_Set exercise_
Exactly reproduce all the records, keeping pictures out of the copy.

==== Data shown ====

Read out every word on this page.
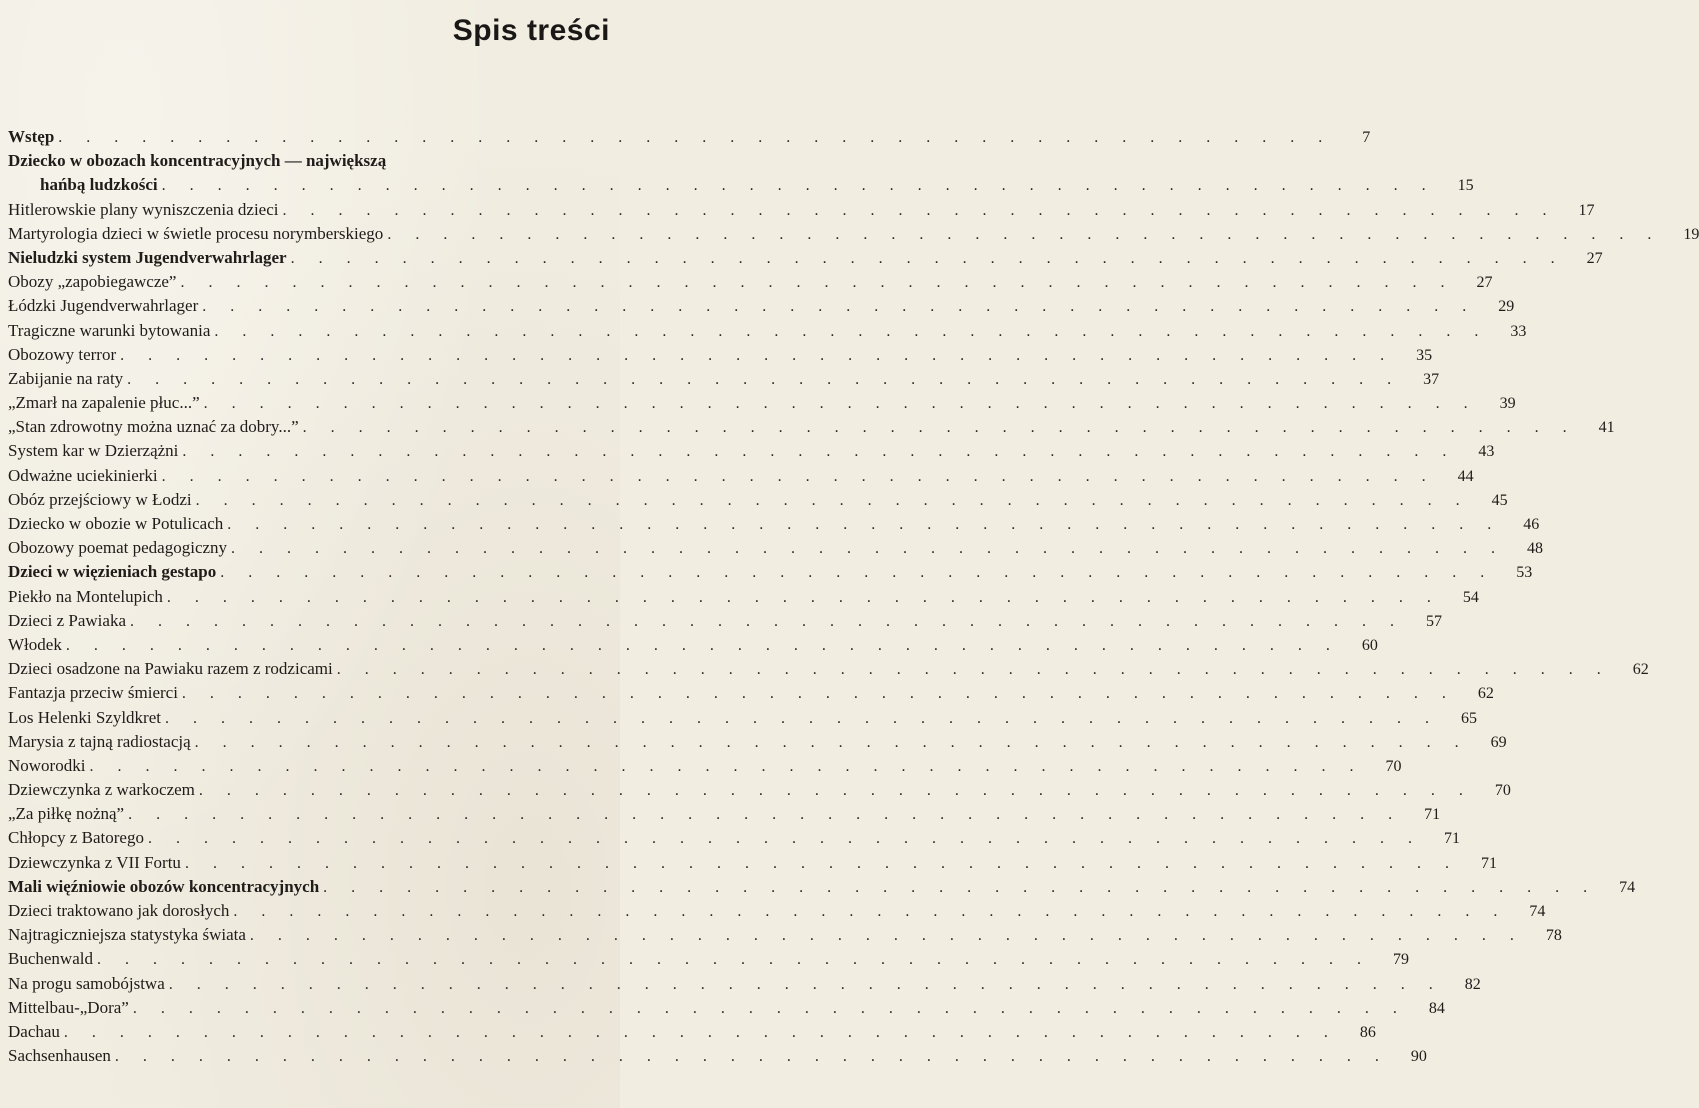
Spis treści
Wstęp . . . . . . . . . . . . . . . . . . . . . . . . . . . . . . . . . . . . . . . . . . . . . .	7
Dziecko w obozach koncentracyjnych — największą
hańbą ludzkości . . . . . . . . . . . . . . . . . . . . . . . . . . . . . . . . . . . . . . . . . . . . . .	15
Hitlerowskie plany wyniszczenia dzieci . . . . . . . . . . . . . . . . . . . . . . . . . . . . . . . . . . . . . . . . . . . . . .	17
Martyrologia dzieci w świetle procesu norymberskiego . . . . . . . . . . . . . . . . . . . . . . . . . . . . . . . . . . . . . . . . . . . . . .	19
Nieludzki system Jugendverwahrlager . . . . . . . . . . . . . . . . . . . . . . . . . . . . . . . . . . . . . . . . . . . . . .	27
Obozy „zapobiegawcze” . . . . . . . . . . . . . . . . . . . . . . . . . . . . . . . . . . . . . . . . . . . . . .	27
Łódzki Jugendverwahrlager . . . . . . . . . . . . . . . . . . . . . . . . . . . . . . . . . . . . . . . . . . . . . .	29
Tragiczne warunki bytowania . . . . . . . . . . . . . . . . . . . . . . . . . . . . . . . . . . . . . . . . . . . . . .	33
Obozowy terror . . . . . . . . . . . . . . . . . . . . . . . . . . . . . . . . . . . . . . . . . . . . . .	35
Zabijanie na raty . . . . . . . . . . . . . . . . . . . . . . . . . . . . . . . . . . . . . . . . . . . . . .	37
„Zmarł na zapalenie płuc...” . . . . . . . . . . . . . . . . . . . . . . . . . . . . . . . . . . . . . . . . . . . . . .	39
„Stan zdrowotny można uznać za dobry...” . . . . . . . . . . . . . . . . . . . . . . . . . . . . . . . . . . . . . . . . . . . . . .	41
System kar w Dzierzążni . . . . . . . . . . . . . . . . . . . . . . . . . . . . . . . . . . . . . . . . . . . . . .	43
Odważne uciekinierki . . . . . . . . . . . . . . . . . . . . . . . . . . . . . . . . . . . . . . . . . . . . . .	44
Obóz przejściowy w Łodzi . . . . . . . . . . . . . . . . . . . . . . . . . . . . . . . . . . . . . . . . . . . . . .	45
Dziecko w obozie w Potulicach . . . . . . . . . . . . . . . . . . . . . . . . . . . . . . . . . . . . . . . . . . . . . .	46
Obozowy poemat pedagogiczny . . . . . . . . . . . . . . . . . . . . . . . . . . . . . . . . . . . . . . . . . . . . . .	48
Dzieci w więzieniach gestapo . . . . . . . . . . . . . . . . . . . . . . . . . . . . . . . . . . . . . . . . . . . . . .	53
Piekło na Montelupich . . . . . . . . . . . . . . . . . . . . . . . . . . . . . . . . . . . . . . . . . . . . . .	54
Dzieci z Pawiaka . . . . . . . . . . . . . . . . . . . . . . . . . . . . . . . . . . . . . . . . . . . . . .	57
Włodek . . . . . . . . . . . . . . . . . . . . . . . . . . . . . . . . . . . . . . . . . . . . . .	60
Dzieci osadzone na Pawiaku razem z rodzicami . . . . . . . . . . . . . . . . . . . . . . . . . . . . . . . . . . . . . . . . . . . . . .	62
Fantazja przeciw śmierci . . . . . . . . . . . . . . . . . . . . . . . . . . . . . . . . . . . . . . . . . . . . . .	62
Los Helenki Szyldkret . . . . . . . . . . . . . . . . . . . . . . . . . . . . . . . . . . . . . . . . . . . . . .	65
Marysia z tajną radiostacją . . . . . . . . . . . . . . . . . . . . . . . . . . . . . . . . . . . . . . . . . . . . . .	69
Noworodki . . . . . . . . . . . . . . . . . . . . . . . . . . . . . . . . . . . . . . . . . . . . . .	70
Dziewczynka z warkoczem . . . . . . . . . . . . . . . . . . . . . . . . . . . . . . . . . . . . . . . . . . . . . .	70
„Za piłkę nożną” . . . . . . . . . . . . . . . . . . . . . . . . . . . . . . . . . . . . . . . . . . . . . .	71
Chłopcy z Batorego . . . . . . . . . . . . . . . . . . . . . . . . . . . . . . . . . . . . . . . . . . . . . .	71
Dziewczynka z VII Fortu . . . . . . . . . . . . . . . . . . . . . . . . . . . . . . . . . . . . . . . . . . . . . .	71
Mali więźniowie obozów koncentracyjnych . . . . . . . . . . . . . . . . . . . . . . . . . . . . . . . . . . . . . . . . . . . . . .	74
Dzieci traktowano jak dorosłych . . . . . . . . . . . . . . . . . . . . . . . . . . . . . . . . . . . . . . . . . . . . . .	74
Najtragiczniejsza statystyka świata . . . . . . . . . . . . . . . . . . . . . . . . . . . . . . . . . . . . . . . . . . . . . .	78
Buchenwald . . . . . . . . . . . . . . . . . . . . . . . . . . . . . . . . . . . . . . . . . . . . . .	79
Na progu samobójstwa . . . . . . . . . . . . . . . . . . . . . . . . . . . . . . . . . . . . . . . . . . . . . .	82
Mittelbau-„Dora” . . . . . . . . . . . . . . . . . . . . . . . . . . . . . . . . . . . . . . . . . . . . . .	84
Dachau . . . . . . . . . . . . . . . . . . . . . . . . . . . . . . . . . . . . . . . . . . . . . .	86
Sachsenhausen . . . . . . . . . . . . . . . . . . . . . . . . . . . . . . . . . . . . . . . . . . . . . .	90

====

_The answer_
Read out every word on this page.
Spis treści
Wstęp . . . . . . . . . . . . . . . . . . . . . . . . . . . . . . . . . . . . . . . . . . . . . .	7
Dziecko w obozach koncentracyjnych — największą
hańbą ludzkości . . . . . . . . . . . . . . . . . . . . . . . . . . . . . . . . . . . . . . . . . . . . . .	15
Hitlerowskie plany wyniszczenia dzieci . . . . . . . . . . . . . . . . . . . . . . . . . . . . . . . . . . . . . . . . . . . . . .	17
Martyrologia dzieci w świetle procesu norymberskiego . . . . . . . . . . . . . . . . . . . . . . . . . . . . . . . . . . . . . . . . . . . . . .	19
Nieludzki system Jugendverwahrlager . . . . . . . . . . . . . . . . . . . . . . . . . . . . . . . . . . . . . . . . . . . . . .	27
Obozy „zapobiegawcze” . . . . . . . . . . . . . . . . . . . . . . . . . . . . . . . . . . . . . . . . . . . . . .	27
Łódzki Jugendverwahrlager . . . . . . . . . . . . . . . . . . . . . . . . . . . . . . . . . . . . . . . . . . . . . .	29
Tragiczne warunki bytowania . . . . . . . . . . . . . . . . . . . . . . . . . . . . . . . . . . . . . . . . . . . . . .	33
Obozowy terror . . . . . . . . . . . . . . . . . . . . . . . . . . . . . . . . . . . . . . . . . . . . . .	35
Zabijanie na raty . . . . . . . . . . . . . . . . . . . . . . . . . . . . . . . . . . . . . . . . . . . . . .	37
„Zmarł na zapalenie płuc...” . . . . . . . . . . . . . . . . . . . . . . . . . . . . . . . . . . . . . . . . . . . . . .	39
„Stan zdrowotny można uznać za dobry...” . . . . . . . . . . . . . . . . . . . . . . . . . . . . . . . . . . . . . . . . . . . . . .	41
System kar w Dzierzążni . . . . . . . . . . . . . . . . . . . . . . . . . . . . . . . . . . . . . . . . . . . . . .	43
Odważne uciekinierki . . . . . . . . . . . . . . . . . . . . . . . . . . . . . . . . . . . . . . . . . . . . . .	44
Obóz przejściowy w Łodzi . . . . . . . . . . . . . . . . . . . . . . . . . . . . . . . . . . . . . . . . . . . . . .	45
Dziecko w obozie w Potulicach . . . . . . . . . . . . . . . . . . . . . . . . . . . . . . . . . . . . . . . . . . . . . .	46
Obozowy poemat pedagogiczny . . . . . . . . . . . . . . . . . . . . . . . . . . . . . . . . . . . . . . . . . . . . . .	48
Dzieci w więzieniach gestapo . . . . . . . . . . . . . . . . . . . . . . . . . . . . . . . . . . . . . . . . . . . . . .	53
Piekło na Montelupich . . . . . . . . . . . . . . . . . . . . . . . . . . . . . . . . . . . . . . . . . . . . . .	54
Dzieci z Pawiaka . . . . . . . . . . . . . . . . . . . . . . . . . . . . . . . . . . . . . . . . . . . . . .	57
Włodek . . . . . . . . . . . . . . . . . . . . . . . . . . . . . . . . . . . . . . . . . . . . . .	60
Dzieci osadzone na Pawiaku razem z rodzicami . . . . . . . . . . . . . . . . . . . . . . . . . . . . . . . . . . . . . . . . . . . . . .	62
Fantazja przeciw śmierci . . . . . . . . . . . . . . . . . . . . . . . . . . . . . . . . . . . . . . . . . . . . . .	62
Los Helenki Szyldkret . . . . . . . . . . . . . . . . . . . . . . . . . . . . . . . . . . . . . . . . . . . . . .	65
Marysia z tajną radiostacją . . . . . . . . . . . . . . . . . . . . . . . . . . . . . . . . . . . . . . . . . . . . . .	69
Noworodki . . . . . . . . . . . . . . . . . . . . . . . . . . . . . . . . . . . . . . . . . . . . . .	70
Dziewczynka z warkoczem . . . . . . . . . . . . . . . . . . . . . . . . . . . . . . . . . . . . . . . . . . . . . .	70
„Za piłkę nożną” . . . . . . . . . . . . . . . . . . . . . . . . . . . . . . . . . . . . . . . . . . . . . .	71
Chłopcy z Batorego . . . . . . . . . . . . . . . . . . . . . . . . . . . . . . . . . . . . . . . . . . . . . .	71
Dziewczynka z VII Fortu . . . . . . . . . . . . . . . . . . . . . . . . . . . . . . . . . . . . . . . . . . . . . .	71
Mali więźniowie obozów koncentracyjnych . . . . . . . . . . . . . . . . . . . . . . . . . . . . . . . . . . . . . . . . . . . . . .	74
Dzieci traktowano jak dorosłych . . . . . . . . . . . . . . . . . . . . . . . . . . . . . . . . . . . . . . . . . . . . . .	74
Najtragiczniejsza statystyka świata . . . . . . . . . . . . . . . . . . . . . . . . . . . . . . . . . . . . . . . . . . . . . .	78
Buchenwald . . . . . . . . . . . . . . . . . . . . . . . . . . . . . . . . . . . . . . . . . . . . . .	79
Na progu samobójstwa . . . . . . . . . . . . . . . . . . . . . . . . . . . . . . . . . . . . . . . . . . . . . .	82
Mittelbau-„Dora” . . . . . . . . . . . . . . . . . . . . . . . . . . . . . . . . . . . . . . . . . . . . . .	84
Dachau . . . . . . . . . . . . . . . . . . . . . . . . . . . . . . . . . . . . . . . . . . . . . .	86
Sachsenhausen . . . . . . . . . . . . . . . . . . . . . . . . . . . . . . . . . . . . . . . . . . . . . .	90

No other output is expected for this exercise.